Dr. Octopus to the rescue! Coming soon from Penn State University science department....The amazing Micro-Spider Bots: Why are they amazing you might ask? Inventor Ayusman Sen hopes to attach the spider bots to other nanobots to perform tasks within the human body. Which could be used to detect tumors, bolster the immune system and clear vessels clean of plaque.
The Micro-Spider bots are made of two spheres, one gold, the other silica, and measure less than a micrometer wide. For comparison, the average blood cell is 6 to 10 micrometers wide.
The spider bots are self-propelled by a molecule called the Grubbs catalyst, a molecule that makes chains of smaller molecules, like a spider spinning its web. When placed in a container of the chemical norborene, the catalyst "spins a polymer" of molecules from the chemical. With more unpolymerised molecules on the gold side, the solvent moves into that region creating a flow. This, in turn, creates movement of the spider itself. Movement is controllable.

........

## Your tasks
- 1) From the article on micro-spider bots, translate this sentence into Spanish: "The Micro-Spider bots are made of two spheres, one gold, the other silica, and measure less than a micrometer wide."
- 2) Copy the stretch of the article on micro-spider bots from "The Micro-Spider bots" through "Movement is controllable.".

........

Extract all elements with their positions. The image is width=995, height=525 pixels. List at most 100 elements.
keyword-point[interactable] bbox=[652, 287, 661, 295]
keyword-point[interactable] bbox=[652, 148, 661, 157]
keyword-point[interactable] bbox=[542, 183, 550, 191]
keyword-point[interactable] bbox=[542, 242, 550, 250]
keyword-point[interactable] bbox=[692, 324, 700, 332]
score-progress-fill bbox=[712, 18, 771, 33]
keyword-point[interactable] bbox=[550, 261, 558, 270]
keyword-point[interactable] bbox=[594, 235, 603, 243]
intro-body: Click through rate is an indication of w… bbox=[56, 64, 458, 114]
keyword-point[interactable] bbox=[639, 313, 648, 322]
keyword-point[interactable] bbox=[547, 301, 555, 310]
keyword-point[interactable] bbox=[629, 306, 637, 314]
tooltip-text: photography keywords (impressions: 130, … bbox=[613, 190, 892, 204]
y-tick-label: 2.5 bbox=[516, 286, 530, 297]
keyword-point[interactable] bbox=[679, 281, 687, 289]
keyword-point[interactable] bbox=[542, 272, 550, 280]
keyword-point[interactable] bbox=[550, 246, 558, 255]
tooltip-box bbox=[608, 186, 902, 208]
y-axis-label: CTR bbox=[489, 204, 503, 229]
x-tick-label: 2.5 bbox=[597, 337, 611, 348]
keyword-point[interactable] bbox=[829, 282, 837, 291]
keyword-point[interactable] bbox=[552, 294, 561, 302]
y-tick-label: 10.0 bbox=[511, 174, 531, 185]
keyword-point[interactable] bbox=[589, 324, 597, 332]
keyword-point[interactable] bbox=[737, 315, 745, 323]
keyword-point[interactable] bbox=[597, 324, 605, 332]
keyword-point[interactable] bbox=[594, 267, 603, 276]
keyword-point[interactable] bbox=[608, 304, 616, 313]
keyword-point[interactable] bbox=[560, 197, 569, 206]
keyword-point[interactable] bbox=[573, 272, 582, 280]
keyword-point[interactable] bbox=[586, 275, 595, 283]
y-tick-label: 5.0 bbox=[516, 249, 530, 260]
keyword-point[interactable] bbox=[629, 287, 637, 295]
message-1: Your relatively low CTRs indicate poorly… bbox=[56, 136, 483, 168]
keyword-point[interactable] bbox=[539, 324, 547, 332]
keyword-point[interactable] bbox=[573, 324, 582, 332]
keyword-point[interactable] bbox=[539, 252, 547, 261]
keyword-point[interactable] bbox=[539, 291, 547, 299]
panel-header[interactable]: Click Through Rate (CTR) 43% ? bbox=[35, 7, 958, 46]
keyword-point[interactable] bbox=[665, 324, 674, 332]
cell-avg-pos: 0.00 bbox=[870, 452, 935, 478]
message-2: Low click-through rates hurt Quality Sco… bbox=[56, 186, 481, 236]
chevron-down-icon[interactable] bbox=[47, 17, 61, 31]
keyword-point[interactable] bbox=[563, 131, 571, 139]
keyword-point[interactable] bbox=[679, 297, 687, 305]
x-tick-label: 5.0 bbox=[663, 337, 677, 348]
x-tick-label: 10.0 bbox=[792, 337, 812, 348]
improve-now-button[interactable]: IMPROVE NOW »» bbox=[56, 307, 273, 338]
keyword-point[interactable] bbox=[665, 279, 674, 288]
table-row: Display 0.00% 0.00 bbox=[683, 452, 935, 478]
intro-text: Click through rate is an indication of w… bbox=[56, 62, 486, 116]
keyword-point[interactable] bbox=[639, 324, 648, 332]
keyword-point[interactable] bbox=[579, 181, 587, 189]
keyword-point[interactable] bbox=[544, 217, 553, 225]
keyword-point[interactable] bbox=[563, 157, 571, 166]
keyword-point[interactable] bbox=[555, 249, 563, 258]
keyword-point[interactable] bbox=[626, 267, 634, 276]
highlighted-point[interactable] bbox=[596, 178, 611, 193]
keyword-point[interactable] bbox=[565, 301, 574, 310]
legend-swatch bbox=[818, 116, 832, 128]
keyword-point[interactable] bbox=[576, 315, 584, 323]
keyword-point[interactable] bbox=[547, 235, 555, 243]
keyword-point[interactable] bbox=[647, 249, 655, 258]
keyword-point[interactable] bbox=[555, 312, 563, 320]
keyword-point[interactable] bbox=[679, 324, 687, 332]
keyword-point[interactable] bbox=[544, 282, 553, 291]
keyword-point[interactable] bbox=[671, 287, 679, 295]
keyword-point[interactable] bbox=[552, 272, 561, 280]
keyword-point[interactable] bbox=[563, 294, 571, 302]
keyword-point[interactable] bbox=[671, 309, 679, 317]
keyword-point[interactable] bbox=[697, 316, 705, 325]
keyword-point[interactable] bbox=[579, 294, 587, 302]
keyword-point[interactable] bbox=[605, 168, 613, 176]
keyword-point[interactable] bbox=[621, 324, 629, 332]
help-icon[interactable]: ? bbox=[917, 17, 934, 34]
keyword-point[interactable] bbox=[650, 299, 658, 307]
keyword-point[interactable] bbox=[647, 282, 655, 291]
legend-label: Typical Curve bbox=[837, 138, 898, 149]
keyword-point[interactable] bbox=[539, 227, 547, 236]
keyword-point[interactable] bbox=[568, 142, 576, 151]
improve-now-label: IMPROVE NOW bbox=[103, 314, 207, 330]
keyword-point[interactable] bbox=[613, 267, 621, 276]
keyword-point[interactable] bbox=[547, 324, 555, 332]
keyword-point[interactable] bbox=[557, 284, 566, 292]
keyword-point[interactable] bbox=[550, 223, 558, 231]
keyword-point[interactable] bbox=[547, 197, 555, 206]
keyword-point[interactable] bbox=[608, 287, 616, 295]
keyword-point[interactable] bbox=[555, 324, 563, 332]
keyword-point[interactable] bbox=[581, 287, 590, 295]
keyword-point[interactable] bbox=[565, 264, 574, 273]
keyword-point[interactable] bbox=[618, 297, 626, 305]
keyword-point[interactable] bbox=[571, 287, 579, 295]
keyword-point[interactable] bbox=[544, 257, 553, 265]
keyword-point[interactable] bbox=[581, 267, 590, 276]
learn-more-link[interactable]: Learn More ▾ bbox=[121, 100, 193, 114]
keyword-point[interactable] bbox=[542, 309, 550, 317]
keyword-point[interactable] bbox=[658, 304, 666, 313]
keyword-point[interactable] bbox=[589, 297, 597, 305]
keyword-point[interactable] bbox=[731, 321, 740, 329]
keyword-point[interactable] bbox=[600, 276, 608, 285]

........

## Outputs for the tasks
- 1) Los Micro-Spider bots están formados por dos esferas, una de oro y la otra de sílice, y miden menos de un micrómetro de ancho.

- 2)
The Micro-Spider bots are made of two spheres, one gold, the other silica, and measure less than a micrometer wide. For comparison, the average blood cell is 6 to 10 micrometers wide.
The spider bots are self-propelled by a molecule called the Grubbs catalyst, a molecule that makes chains of smaller molecules, like a spider spinning its web. When placed in a container of the chemical norborene, the catalyst "spins a polymer" of molecules from the chemical. With more unpolymerised molecules on the gold side, the solvent moves into that region creating a flow. This, in turn, creates movement of the spider itself. Movement is controllable.